| THE EXERCISE |
Can you rewrite everything from the start of the entries down to and including the line containing "list-item: Government initiatives", changing "bounding boxes" to "coordinates" and leaving all else as it is?

| RECORDS FOR THIS TASK |
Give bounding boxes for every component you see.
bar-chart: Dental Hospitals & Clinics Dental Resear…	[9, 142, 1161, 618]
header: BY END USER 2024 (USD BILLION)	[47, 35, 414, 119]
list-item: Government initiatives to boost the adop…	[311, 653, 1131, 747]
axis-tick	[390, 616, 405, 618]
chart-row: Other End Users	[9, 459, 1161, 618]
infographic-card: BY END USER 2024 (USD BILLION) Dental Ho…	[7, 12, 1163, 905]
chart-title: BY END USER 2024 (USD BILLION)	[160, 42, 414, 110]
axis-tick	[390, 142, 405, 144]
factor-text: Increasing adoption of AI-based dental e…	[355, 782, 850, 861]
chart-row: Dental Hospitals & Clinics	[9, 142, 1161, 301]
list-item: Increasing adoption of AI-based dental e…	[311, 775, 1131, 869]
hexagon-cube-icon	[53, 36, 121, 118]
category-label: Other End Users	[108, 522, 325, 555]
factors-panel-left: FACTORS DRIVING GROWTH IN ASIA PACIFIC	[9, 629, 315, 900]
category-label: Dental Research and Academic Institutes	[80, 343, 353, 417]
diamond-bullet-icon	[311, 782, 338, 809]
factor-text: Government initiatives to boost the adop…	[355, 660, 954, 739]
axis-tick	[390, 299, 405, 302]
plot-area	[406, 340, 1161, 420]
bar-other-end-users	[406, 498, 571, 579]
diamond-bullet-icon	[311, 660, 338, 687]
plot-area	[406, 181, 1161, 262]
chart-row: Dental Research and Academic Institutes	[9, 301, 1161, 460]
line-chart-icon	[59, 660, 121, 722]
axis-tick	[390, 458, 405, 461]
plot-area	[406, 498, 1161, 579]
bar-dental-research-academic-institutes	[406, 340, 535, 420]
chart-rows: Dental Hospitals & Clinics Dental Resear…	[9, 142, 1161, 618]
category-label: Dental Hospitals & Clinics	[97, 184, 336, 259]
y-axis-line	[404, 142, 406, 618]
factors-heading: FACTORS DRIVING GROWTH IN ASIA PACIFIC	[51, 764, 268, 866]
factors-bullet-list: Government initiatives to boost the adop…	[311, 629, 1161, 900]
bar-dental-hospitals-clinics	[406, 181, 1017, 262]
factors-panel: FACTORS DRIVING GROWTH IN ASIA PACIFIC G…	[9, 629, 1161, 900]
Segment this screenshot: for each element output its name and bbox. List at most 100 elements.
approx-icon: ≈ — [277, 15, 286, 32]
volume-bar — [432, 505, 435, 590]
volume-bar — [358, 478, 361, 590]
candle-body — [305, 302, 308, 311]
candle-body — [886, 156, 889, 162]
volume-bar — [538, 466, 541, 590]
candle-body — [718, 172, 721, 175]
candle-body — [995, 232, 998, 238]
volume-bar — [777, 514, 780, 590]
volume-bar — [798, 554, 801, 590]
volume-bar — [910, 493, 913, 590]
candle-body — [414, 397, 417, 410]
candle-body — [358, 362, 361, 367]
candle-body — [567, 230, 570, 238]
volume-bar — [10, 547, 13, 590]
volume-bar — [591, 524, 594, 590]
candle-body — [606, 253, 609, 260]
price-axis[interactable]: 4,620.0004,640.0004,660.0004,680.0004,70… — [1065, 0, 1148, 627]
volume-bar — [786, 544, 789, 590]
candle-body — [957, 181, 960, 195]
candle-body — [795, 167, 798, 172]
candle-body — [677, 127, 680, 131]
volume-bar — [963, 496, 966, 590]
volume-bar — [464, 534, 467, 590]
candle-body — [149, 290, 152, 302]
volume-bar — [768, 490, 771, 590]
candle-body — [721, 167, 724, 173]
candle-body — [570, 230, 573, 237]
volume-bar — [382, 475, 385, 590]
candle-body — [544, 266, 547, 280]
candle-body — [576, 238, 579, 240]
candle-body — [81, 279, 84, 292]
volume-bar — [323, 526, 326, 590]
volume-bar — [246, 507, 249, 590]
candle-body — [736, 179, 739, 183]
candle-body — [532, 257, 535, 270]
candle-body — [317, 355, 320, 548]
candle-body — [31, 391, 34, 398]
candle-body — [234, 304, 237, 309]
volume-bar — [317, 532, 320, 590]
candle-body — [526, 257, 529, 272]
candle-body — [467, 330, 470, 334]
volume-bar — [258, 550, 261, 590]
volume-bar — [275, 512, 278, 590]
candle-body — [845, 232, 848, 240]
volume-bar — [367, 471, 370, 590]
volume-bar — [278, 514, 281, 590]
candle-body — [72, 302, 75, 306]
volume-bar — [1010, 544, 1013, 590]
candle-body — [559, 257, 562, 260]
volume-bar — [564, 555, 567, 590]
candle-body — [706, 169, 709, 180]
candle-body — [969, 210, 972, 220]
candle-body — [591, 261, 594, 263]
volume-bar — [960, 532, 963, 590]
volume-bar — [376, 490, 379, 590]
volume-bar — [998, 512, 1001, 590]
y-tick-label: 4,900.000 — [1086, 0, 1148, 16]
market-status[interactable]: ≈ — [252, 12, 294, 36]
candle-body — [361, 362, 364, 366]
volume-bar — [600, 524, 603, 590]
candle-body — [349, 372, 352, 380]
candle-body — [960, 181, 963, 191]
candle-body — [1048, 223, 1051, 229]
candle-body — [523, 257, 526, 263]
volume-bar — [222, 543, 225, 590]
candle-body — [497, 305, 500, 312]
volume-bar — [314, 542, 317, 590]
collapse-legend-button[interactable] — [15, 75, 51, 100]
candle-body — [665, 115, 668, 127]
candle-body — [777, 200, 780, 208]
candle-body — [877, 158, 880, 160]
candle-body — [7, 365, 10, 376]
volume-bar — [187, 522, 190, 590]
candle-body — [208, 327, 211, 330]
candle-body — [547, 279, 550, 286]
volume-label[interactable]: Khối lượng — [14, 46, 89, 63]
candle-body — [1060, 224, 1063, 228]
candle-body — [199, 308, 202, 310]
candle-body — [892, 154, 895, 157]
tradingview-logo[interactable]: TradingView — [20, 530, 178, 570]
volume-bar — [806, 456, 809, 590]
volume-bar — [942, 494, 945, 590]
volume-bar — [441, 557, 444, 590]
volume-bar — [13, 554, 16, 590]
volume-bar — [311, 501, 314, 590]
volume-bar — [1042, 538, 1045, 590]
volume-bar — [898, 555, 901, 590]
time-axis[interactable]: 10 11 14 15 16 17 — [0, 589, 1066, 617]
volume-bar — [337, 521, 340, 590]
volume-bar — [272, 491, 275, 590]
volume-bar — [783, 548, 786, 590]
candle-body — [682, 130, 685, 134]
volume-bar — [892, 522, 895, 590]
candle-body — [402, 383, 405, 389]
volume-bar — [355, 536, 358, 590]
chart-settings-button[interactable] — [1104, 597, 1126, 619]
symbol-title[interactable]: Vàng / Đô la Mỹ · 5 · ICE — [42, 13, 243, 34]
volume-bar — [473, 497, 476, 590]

| COMPLETED EXERCISE |
Give coordinates for every component you see.
bar-chart: Dental Hospitals & Clinics Dental Resear…	[9, 142, 1161, 618]
header: BY END USER 2024 (USD BILLION)	[47, 35, 414, 119]
list-item: Government initiatives to boost the adop…	[311, 653, 1131, 747]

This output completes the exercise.